Stated goal: Without the pictures, set down every line of the data exactly.

Extracted information:

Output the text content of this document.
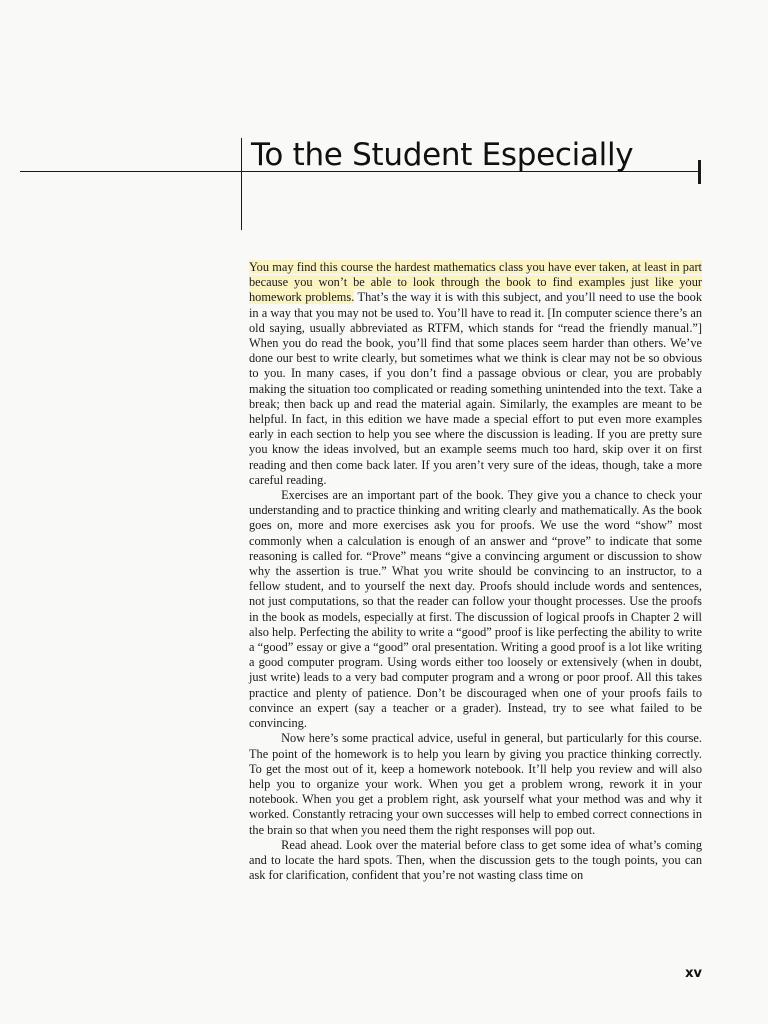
To the Student Especially

You may find this course the hardest mathematics class you have ever taken, at least in part because you won’t be able to look through the book to find examples just like your homework problems. That’s the way it is with this subject, and you’ll need to use the book in a way that you may not be used to. You’ll have to read it. [In computer science there’s an old saying, usually abbreviated as RTFM, which stands for “read the friendly manual.”] When you do read the book, you’ll find that some places seem harder than others. We’ve done our best to write clearly, but sometimes what we think is clear may not be so obvious to you. In many cases, if you don’t find a passage obvious or clear, you are probably making the situation too complicated or reading something unintended into the text. Take a break; then back up and read the material again. Similarly, the examples are meant to be helpful. In fact, in this edition we have made a special effort to put even more examples early in each section to help you see where the discussion is leading. If you are pretty sure you know the ideas involved, but an example seems much too hard, skip over it on first reading and then come back later. If you aren’t very sure of the ideas, though, take a more careful reading.

Exercises are an important part of the book. They give you a chance to check your understanding and to practice thinking and writing clearly and mathematically. As the book goes on, more and more exercises ask you for proofs. We use the word “show” most commonly when a calculation is enough of an answer and “prove” to indicate that some reasoning is called for. “Prove” means “give a convincing argument or discussion to show why the assertion is true.” What you write should be convincing to an instructor, to a fellow student, and to yourself the next day. Proofs should include words and sentences, not just computations, so that the reader can follow your thought processes. Use the proofs in the book as models, especially at first. The discussion of logical proofs in Chapter 2 will also help. Perfecting the ability to write a “good” proof is like perfecting the ability to write a “good” essay or give a “good” oral presentation. Writing a good proof is a lot like writing a good computer program. Using words either too loosely or extensively (when in doubt, just write) leads to a very bad computer program and a wrong or poor proof. All this takes practice and plenty of patience. Don’t be discouraged when one of your proofs fails to convince an expert (say a teacher or a grader). Instead, try to see what failed to be convincing.

Now here’s some practical advice, useful in general, but particularly for this course. The point of the homework is to help you learn by giving you practice thinking correctly. To get the most out of it, keep a homework notebook. It’ll help you review and will also help you to organize your work. When you get a problem wrong, rework it in your notebook. When you get a problem right, ask yourself what your method was and why it worked. Constantly retracing your own successes will help to embed correct connections in the brain so that when you need them the right responses will pop out.

Read ahead. Look over the material before class to get some idea of what’s coming and to locate the hard spots. Then, when the discussion gets to the tough points, you can ask for clarification, confident that you’re not wasting class time on

xv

Solution to this task:
Output the text content of this document.
To the Student Especially

You may find this course the hardest mathematics class you have ever taken, at least in part because you won’t be able to look through the book to find examples just like your homework problems. That’s the way it is with this subject, and you’ll need to use the book in a way that you may not be used to. You’ll have to read it. [In computer science there’s an old saying, usually abbreviated as RTFM, which stands for “read the friendly manual.”] When you do read the book, you’ll find that some places seem harder than others. We’ve done our best to write clearly, but sometimes what we think is clear may not be so obvious to you. In many cases, if you don’t find a passage obvious or clear, you are probably making the situation too complicated or reading something unintended into the text. Take a break; then back up and read the material again. Similarly, the examples are meant to be helpful. In fact, in this edition we have made a special effort to put even more examples early in each section to help you see where the discussion is leading. If you are pretty sure you know the ideas involved, but an example seems much too hard, skip over it on first reading and then come back later. If you aren’t very sure of the ideas, though, take a more careful reading.

Exercises are an important part of the book. They give you a chance to check your understanding and to practice thinking and writing clearly and mathematically. As the book goes on, more and more exercises ask you for proofs. We use the word “show” most commonly when a calculation is enough of an answer and “prove” to indicate that some reasoning is called for. “Prove” means “give a convincing argument or discussion to show why the assertion is true.” What you write should be convincing to an instructor, to a fellow student, and to yourself the next day. Proofs should include words and sentences, not just computations, so that the reader can follow your thought processes. Use the proofs in the book as models, especially at first. The discussion of logical proofs in Chapter 2 will also help. Perfecting the ability to write a “good” proof is like perfecting the ability to write a “good” essay or give a “good” oral presentation. Writing a good proof is a lot like writing a good computer program. Using words either too loosely or extensively (when in doubt, just write) leads to a very bad computer program and a wrong or poor proof. All this takes practice and plenty of patience. Don’t be discouraged when one of your proofs fails to convince an expert (say a teacher or a grader). Instead, try to see what failed to be convincing.

Now here’s some practical advice, useful in general, but particularly for this course. The point of the homework is to help you learn by giving you practice thinking correctly. To get the most out of it, keep a homework notebook. It’ll help you review and will also help you to organize your work. When you get a problem wrong, rework it in your notebook. When you get a problem right, ask yourself what your method was and why it worked. Constantly retracing your own successes will help to embed correct connections in the brain so that when you need them the right responses will pop out.

Read ahead. Look over the material before class to get some idea of what’s coming and to locate the hard spots. Then, when the discussion gets to the tough points, you can ask for clarification, confident that you’re not wasting class time on

xv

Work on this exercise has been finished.